* Start DATASET CONTENT *
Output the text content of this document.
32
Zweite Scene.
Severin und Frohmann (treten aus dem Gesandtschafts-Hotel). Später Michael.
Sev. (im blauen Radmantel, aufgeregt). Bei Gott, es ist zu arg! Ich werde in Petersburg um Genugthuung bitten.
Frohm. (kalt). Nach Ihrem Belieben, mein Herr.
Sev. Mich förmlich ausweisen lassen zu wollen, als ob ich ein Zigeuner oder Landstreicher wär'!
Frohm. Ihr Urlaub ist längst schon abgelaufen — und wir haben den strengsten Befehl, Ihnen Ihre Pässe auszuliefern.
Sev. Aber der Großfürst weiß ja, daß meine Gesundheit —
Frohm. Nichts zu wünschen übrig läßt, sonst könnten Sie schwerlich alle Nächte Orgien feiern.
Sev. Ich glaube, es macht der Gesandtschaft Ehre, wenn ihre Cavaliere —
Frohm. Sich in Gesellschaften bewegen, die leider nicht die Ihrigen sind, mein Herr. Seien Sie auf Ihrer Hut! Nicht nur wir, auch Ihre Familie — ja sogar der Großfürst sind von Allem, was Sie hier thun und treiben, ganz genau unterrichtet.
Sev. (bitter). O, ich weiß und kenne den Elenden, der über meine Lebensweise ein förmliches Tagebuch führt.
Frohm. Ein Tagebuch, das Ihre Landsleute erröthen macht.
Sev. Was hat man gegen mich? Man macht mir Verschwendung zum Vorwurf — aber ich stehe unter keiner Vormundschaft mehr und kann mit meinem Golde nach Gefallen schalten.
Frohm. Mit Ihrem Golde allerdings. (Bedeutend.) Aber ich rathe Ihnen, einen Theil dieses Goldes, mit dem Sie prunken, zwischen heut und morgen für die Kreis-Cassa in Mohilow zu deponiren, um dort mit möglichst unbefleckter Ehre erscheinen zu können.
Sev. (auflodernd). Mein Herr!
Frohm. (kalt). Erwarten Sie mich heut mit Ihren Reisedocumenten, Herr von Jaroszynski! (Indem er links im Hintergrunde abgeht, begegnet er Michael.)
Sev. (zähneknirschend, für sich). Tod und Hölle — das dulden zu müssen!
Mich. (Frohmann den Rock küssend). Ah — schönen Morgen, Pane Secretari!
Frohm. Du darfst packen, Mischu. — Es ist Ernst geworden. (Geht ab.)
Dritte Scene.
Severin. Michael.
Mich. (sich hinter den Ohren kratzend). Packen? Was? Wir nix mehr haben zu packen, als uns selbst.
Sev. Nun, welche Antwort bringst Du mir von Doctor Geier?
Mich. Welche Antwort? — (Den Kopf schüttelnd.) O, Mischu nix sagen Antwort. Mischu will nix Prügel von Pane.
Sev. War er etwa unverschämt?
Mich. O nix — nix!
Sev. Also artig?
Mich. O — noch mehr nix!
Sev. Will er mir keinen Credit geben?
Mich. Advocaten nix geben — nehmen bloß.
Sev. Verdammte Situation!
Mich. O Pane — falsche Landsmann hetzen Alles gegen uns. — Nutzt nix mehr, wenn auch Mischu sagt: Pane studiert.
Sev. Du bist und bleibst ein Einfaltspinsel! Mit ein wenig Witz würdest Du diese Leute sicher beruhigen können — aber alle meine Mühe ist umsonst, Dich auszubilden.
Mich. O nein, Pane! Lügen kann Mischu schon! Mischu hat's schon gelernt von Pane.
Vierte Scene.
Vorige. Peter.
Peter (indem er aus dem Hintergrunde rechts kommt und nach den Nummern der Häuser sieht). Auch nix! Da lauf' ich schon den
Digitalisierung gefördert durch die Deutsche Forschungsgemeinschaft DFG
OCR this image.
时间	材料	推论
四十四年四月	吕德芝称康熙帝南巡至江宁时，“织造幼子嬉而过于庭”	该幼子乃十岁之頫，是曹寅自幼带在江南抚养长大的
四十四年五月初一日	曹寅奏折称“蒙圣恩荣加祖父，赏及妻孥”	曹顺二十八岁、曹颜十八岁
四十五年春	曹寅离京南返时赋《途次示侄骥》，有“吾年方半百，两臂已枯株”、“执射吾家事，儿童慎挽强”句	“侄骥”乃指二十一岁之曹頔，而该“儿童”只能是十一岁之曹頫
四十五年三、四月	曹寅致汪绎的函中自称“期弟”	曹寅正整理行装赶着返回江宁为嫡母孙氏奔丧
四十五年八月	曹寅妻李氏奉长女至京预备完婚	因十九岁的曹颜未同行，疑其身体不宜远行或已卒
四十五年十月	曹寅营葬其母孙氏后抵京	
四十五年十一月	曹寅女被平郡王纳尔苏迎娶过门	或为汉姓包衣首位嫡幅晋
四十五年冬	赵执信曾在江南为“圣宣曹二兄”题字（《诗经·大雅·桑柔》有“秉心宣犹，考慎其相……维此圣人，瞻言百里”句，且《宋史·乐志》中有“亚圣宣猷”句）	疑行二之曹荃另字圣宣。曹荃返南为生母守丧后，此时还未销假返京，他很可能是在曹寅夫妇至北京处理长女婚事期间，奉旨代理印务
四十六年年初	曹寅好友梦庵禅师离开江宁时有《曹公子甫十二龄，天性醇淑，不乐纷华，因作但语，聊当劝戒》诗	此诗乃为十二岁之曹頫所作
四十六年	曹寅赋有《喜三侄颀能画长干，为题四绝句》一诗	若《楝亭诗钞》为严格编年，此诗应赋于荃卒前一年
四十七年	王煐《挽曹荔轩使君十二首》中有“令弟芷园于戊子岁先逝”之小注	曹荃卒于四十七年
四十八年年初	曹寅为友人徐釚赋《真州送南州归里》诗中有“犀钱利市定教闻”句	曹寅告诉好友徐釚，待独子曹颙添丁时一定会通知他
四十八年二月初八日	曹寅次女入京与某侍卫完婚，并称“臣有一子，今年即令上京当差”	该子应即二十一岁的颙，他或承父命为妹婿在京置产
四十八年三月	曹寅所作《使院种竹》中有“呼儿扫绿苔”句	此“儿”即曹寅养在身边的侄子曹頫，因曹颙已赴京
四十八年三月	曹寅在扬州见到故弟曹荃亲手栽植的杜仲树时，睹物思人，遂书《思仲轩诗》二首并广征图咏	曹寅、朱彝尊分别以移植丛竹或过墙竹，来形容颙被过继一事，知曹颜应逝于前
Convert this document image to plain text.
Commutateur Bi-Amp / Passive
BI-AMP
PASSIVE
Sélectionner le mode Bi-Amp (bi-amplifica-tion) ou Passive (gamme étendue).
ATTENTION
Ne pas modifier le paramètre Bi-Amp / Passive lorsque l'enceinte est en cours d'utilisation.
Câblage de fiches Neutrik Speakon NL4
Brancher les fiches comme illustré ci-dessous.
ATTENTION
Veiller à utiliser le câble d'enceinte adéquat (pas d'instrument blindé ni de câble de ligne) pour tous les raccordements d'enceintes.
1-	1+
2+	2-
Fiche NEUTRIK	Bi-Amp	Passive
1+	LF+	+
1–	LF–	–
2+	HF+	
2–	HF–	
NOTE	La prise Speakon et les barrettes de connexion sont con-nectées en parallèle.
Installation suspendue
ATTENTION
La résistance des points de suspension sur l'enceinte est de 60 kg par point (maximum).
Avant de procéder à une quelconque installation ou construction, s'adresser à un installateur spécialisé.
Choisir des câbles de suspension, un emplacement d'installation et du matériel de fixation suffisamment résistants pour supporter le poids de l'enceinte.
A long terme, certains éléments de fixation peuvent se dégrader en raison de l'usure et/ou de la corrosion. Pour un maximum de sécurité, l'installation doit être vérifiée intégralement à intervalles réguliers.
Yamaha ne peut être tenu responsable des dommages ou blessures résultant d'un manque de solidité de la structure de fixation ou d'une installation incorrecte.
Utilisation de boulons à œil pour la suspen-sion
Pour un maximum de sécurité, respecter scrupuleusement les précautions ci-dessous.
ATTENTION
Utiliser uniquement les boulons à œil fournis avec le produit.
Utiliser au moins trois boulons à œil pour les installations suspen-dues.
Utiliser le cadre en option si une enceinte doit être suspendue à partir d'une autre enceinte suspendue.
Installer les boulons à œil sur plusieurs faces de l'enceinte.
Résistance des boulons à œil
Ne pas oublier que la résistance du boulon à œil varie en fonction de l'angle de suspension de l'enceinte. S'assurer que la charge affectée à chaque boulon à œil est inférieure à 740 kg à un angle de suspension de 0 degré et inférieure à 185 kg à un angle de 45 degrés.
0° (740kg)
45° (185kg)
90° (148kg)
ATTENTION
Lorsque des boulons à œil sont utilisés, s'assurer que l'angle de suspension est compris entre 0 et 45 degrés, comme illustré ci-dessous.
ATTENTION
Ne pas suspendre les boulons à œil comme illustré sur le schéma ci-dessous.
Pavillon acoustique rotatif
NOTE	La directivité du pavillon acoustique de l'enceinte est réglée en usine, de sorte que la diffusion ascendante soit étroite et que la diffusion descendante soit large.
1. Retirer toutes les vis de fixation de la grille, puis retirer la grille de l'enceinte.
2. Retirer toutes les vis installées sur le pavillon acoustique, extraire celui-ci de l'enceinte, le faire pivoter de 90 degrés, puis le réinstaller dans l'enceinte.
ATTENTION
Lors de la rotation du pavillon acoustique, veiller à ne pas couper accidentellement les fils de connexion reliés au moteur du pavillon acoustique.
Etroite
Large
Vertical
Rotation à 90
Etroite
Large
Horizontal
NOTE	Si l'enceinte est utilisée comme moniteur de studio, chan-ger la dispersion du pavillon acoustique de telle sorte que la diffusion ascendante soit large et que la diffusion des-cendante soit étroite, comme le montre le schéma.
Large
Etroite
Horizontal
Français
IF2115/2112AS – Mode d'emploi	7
* End DATASET CONTENT *
SET TASK = Gather each line in these records that contains the string "text".

OUTPUT OF THE EXERCISE =
Output the text content of this document.
Convert this document image to plain text.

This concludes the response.